Start of DATASET RECORDS

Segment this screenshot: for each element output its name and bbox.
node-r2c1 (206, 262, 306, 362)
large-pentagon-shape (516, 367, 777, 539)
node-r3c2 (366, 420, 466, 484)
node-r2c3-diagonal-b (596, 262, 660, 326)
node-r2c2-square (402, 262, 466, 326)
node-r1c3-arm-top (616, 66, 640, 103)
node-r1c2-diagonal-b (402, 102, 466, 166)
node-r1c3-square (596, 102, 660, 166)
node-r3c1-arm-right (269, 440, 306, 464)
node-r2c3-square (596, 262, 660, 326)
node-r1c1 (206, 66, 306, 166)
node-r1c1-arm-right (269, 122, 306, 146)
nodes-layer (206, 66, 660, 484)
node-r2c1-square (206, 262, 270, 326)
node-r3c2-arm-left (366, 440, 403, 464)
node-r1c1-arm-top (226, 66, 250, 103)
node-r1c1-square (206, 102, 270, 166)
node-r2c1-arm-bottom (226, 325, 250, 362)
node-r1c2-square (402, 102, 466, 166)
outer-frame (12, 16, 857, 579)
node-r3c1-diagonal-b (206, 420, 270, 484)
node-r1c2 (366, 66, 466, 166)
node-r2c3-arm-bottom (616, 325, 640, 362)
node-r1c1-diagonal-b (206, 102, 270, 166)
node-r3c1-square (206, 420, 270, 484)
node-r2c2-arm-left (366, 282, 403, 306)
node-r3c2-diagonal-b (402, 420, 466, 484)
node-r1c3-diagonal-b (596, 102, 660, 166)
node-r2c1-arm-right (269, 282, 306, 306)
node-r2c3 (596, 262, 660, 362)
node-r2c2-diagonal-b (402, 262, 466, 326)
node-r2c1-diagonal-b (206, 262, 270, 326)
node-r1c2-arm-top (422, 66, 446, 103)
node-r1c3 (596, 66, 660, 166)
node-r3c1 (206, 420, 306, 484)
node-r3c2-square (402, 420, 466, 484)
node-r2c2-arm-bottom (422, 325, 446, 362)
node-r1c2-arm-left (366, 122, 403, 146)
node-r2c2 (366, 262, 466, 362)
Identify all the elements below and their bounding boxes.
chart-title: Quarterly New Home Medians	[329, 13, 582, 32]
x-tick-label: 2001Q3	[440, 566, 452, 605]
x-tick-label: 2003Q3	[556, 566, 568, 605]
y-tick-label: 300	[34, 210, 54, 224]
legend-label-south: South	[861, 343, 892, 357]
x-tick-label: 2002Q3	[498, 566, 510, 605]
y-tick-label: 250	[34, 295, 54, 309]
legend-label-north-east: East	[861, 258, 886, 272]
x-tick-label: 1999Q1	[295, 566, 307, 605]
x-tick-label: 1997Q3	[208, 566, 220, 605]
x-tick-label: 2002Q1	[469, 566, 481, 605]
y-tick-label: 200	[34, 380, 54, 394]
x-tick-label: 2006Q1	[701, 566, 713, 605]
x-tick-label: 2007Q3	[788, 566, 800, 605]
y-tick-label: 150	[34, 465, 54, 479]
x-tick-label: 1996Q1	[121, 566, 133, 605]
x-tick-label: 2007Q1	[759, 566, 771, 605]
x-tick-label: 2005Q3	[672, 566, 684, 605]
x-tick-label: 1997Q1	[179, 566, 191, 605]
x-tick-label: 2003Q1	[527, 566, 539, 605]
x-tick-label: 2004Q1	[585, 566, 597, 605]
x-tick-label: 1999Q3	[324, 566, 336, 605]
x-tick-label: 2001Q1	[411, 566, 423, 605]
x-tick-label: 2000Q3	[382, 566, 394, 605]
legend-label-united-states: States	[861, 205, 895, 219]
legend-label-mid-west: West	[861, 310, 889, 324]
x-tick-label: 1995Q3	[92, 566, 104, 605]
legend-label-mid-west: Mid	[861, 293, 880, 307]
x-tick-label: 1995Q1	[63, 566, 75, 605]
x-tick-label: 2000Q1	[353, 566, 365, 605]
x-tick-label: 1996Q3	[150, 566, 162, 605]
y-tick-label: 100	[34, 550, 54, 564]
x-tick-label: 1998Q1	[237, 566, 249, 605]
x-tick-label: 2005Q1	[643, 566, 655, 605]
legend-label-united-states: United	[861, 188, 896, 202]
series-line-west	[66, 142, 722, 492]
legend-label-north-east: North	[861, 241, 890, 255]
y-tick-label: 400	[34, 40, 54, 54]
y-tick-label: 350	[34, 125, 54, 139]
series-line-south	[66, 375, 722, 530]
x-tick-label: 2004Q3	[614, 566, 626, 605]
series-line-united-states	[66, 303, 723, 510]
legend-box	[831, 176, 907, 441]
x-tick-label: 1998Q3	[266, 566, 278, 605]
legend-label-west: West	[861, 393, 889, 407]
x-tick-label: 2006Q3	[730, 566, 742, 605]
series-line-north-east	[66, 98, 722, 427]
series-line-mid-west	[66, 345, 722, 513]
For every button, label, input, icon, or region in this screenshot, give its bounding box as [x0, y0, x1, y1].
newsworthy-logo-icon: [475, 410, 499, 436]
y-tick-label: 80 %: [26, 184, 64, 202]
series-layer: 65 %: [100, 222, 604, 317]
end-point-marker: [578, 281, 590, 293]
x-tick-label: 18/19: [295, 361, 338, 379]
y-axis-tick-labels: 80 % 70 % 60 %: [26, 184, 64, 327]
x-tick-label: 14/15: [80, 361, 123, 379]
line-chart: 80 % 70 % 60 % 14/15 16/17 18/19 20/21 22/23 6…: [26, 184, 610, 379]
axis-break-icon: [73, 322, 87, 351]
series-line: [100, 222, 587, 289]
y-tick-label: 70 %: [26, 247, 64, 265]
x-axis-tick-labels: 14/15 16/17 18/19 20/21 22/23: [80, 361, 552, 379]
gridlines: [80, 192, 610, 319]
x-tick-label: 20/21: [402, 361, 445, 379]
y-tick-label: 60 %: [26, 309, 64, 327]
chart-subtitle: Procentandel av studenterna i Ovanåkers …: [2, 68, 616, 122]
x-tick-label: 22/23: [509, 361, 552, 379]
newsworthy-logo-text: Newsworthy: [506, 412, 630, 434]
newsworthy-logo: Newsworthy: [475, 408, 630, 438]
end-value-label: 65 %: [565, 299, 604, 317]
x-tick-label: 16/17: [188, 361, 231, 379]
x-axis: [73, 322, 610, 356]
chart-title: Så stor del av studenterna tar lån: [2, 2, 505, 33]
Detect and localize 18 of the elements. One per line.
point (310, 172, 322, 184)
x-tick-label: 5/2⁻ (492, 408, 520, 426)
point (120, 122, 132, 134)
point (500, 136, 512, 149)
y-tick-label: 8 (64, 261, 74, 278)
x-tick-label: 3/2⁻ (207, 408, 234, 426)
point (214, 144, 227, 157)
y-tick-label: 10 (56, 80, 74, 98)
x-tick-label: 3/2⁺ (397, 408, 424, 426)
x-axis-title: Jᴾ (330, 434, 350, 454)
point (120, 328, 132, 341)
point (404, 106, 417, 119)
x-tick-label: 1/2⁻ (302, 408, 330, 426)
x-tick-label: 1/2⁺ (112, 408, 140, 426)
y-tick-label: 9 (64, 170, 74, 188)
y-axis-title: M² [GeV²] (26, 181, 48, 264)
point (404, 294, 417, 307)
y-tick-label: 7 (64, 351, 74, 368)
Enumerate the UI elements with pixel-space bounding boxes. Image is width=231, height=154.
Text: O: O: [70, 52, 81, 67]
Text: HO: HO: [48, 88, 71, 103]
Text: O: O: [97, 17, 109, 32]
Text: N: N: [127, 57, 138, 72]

End of DATASET RECORDS

WRITTEN PROBLEM:
Reproduce all of the material above verbatim, line for line.

SOLUTION TO THE PROBLEM:
Segment this screenshot: for each element output its name and bbox.
node-r2c1 (206, 262, 306, 362)
large-pentagon-shape (516, 367, 777, 539)
node-r3c2 (366, 420, 466, 484)
node-r2c3-diagonal-b (596, 262, 660, 326)
node-r2c2-square (402, 262, 466, 326)
node-r1c3-arm-top (616, 66, 640, 103)
node-r1c2-diagonal-b (402, 102, 466, 166)
node-r1c3-square (596, 102, 660, 166)
node-r3c1-arm-right (269, 440, 306, 464)
node-r2c3-square (596, 262, 660, 326)
node-r1c1 (206, 66, 306, 166)
node-r1c1-arm-right (269, 122, 306, 146)
nodes-layer (206, 66, 660, 484)
node-r2c1-square (206, 262, 270, 326)
node-r3c2-arm-left (366, 440, 403, 464)
node-r1c1-arm-top (226, 66, 250, 103)
node-r1c1-square (206, 102, 270, 166)
node-r2c1-arm-bottom (226, 325, 250, 362)
node-r1c2-square (402, 102, 466, 166)
outer-frame (12, 16, 857, 579)
node-r3c1-diagonal-b (206, 420, 270, 484)
node-r1c2 (366, 66, 466, 166)
node-r2c3-arm-bottom (616, 325, 640, 362)
node-r1c1-diagonal-b (206, 102, 270, 166)
node-r3c1-square (206, 420, 270, 484)
node-r2c2-arm-left (366, 282, 403, 306)
node-r3c2-diagonal-b (402, 420, 466, 484)
node-r1c3-diagonal-b (596, 102, 660, 166)
node-r2c1-arm-right (269, 282, 306, 306)
node-r2c3 (596, 262, 660, 362)
node-r2c2-diagonal-b (402, 262, 466, 326)
node-r2c1-diagonal-b (206, 262, 270, 326)
node-r1c2-arm-top (422, 66, 446, 103)
node-r1c3 (596, 66, 660, 166)
node-r3c1 (206, 420, 306, 484)
node-r3c2-square (402, 420, 466, 484)
node-r2c2-arm-bottom (422, 325, 446, 362)
node-r1c2-arm-left (366, 122, 403, 146)
node-r2c2 (366, 262, 466, 362)
Identify all the elements below and their bounding boxes.
chart-title: Quarterly New Home Medians	[329, 13, 582, 32]
x-tick-label: 2001Q3	[440, 566, 452, 605]
x-tick-label: 2003Q3	[556, 566, 568, 605]
y-tick-label: 300	[34, 210, 54, 224]
legend-label-south: South	[861, 343, 892, 357]
x-tick-label: 2002Q3	[498, 566, 510, 605]
y-tick-label: 250	[34, 295, 54, 309]
legend-label-north-east: East	[861, 258, 886, 272]
x-tick-label: 1999Q1	[295, 566, 307, 605]
x-tick-label: 1997Q3	[208, 566, 220, 605]
x-tick-label: 2002Q1	[469, 566, 481, 605]
y-tick-label: 200	[34, 380, 54, 394]
x-tick-label: 2006Q1	[701, 566, 713, 605]
x-tick-label: 2007Q3	[788, 566, 800, 605]
y-tick-label: 150	[34, 465, 54, 479]
x-tick-label: 1996Q1	[121, 566, 133, 605]
x-tick-label: 2007Q1	[759, 566, 771, 605]
x-tick-label: 2005Q3	[672, 566, 684, 605]
x-tick-label: 1997Q1	[179, 566, 191, 605]
x-tick-label: 2003Q1	[527, 566, 539, 605]
x-tick-label: 2004Q1	[585, 566, 597, 605]
x-tick-label: 1999Q3	[324, 566, 336, 605]
x-tick-label: 2001Q1	[411, 566, 423, 605]
x-tick-label: 2000Q3	[382, 566, 394, 605]
legend-label-united-states: States	[861, 205, 895, 219]
legend-label-mid-west: West	[861, 310, 889, 324]
x-tick-label: 1995Q3	[92, 566, 104, 605]
legend-label-mid-west: Mid	[861, 293, 880, 307]
x-tick-label: 1995Q1	[63, 566, 75, 605]
x-tick-label: 2000Q1	[353, 566, 365, 605]
x-tick-label: 1996Q3	[150, 566, 162, 605]
y-tick-label: 100	[34, 550, 54, 564]
x-tick-label: 1998Q1	[237, 566, 249, 605]
x-tick-label: 2005Q1	[643, 566, 655, 605]
legend-label-united-states: United	[861, 188, 896, 202]
series-line-west	[66, 142, 722, 492]
legend-label-north-east: North	[861, 241, 890, 255]
y-tick-label: 400	[34, 40, 54, 54]
y-tick-label: 350	[34, 125, 54, 139]
series-line-south	[66, 375, 722, 530]
x-tick-label: 2004Q3	[614, 566, 626, 605]
series-line-united-states	[66, 303, 723, 510]
legend-box	[831, 176, 907, 441]
x-tick-label: 1998Q3	[266, 566, 278, 605]
legend-label-west: West	[861, 393, 889, 407]
x-tick-label: 2006Q3	[730, 566, 742, 605]
series-line-north-east	[66, 98, 722, 427]
series-line-mid-west	[66, 345, 722, 513]
For every button, label, input, icon, or region in this screenshot, give its bounding box as [x0, y0, x1, y1].
newsworthy-logo-icon: [475, 410, 499, 436]
y-tick-label: 80 %: [26, 184, 64, 202]
series-layer: 65 %: [100, 222, 604, 317]
end-point-marker: [578, 281, 590, 293]
x-tick-label: 18/19: [295, 361, 338, 379]
y-axis-tick-labels: 80 % 70 % 60 %: [26, 184, 64, 327]
x-tick-label: 14/15: [80, 361, 123, 379]
line-chart: 80 % 70 % 60 % 14/15 16/17 18/19 20/21 22/23 6…: [26, 184, 610, 379]
axis-break-icon: [73, 322, 87, 351]
series-line: [100, 222, 587, 289]
y-tick-label: 70 %: [26, 247, 64, 265]
x-axis-tick-labels: 14/15 16/17 18/19 20/21 22/23: [80, 361, 552, 379]
gridlines: [80, 192, 610, 319]
x-tick-label: 20/21: [402, 361, 445, 379]
y-tick-label: 60 %: [26, 309, 64, 327]
chart-subtitle: Procentandel av studenterna i Ovanåkers …: [2, 68, 616, 122]
x-tick-label: 22/23: [509, 361, 552, 379]
newsworthy-logo-text: Newsworthy: [506, 412, 630, 434]
newsworthy-logo: Newsworthy: [475, 408, 630, 438]
end-value-label: 65 %: [565, 299, 604, 317]
x-tick-label: 16/17: [188, 361, 231, 379]
x-axis: [73, 322, 610, 356]
chart-title: Så stor del av studenterna tar lån: [2, 2, 505, 33]
Detect and localize 18 of the elements. One per line.
point (310, 172, 322, 184)
x-tick-label: 5/2⁻ (492, 408, 520, 426)
point (120, 122, 132, 134)
point (500, 136, 512, 149)
y-tick-label: 8 (64, 261, 74, 278)
x-tick-label: 3/2⁻ (207, 408, 234, 426)
point (214, 144, 227, 157)
y-tick-label: 10 (56, 80, 74, 98)
x-tick-label: 3/2⁺ (397, 408, 424, 426)
x-axis-title: Jᴾ (330, 434, 350, 454)
point (120, 328, 132, 341)
point (404, 106, 417, 119)
x-tick-label: 1/2⁻ (302, 408, 330, 426)
x-tick-label: 1/2⁺ (112, 408, 140, 426)
y-tick-label: 9 (64, 170, 74, 188)
y-axis-title: M² [GeV²] (26, 181, 48, 264)
point (404, 294, 417, 307)
y-tick-label: 7 (64, 351, 74, 368)
Enumerate the UI elements with pixel-space bounding boxes. Image is width=231, height=154.
Text: O: O: [70, 52, 81, 67]
Text: HO: HO: [48, 88, 71, 103]
Text: O: O: [97, 17, 109, 32]
Text: N: N: [127, 57, 138, 72]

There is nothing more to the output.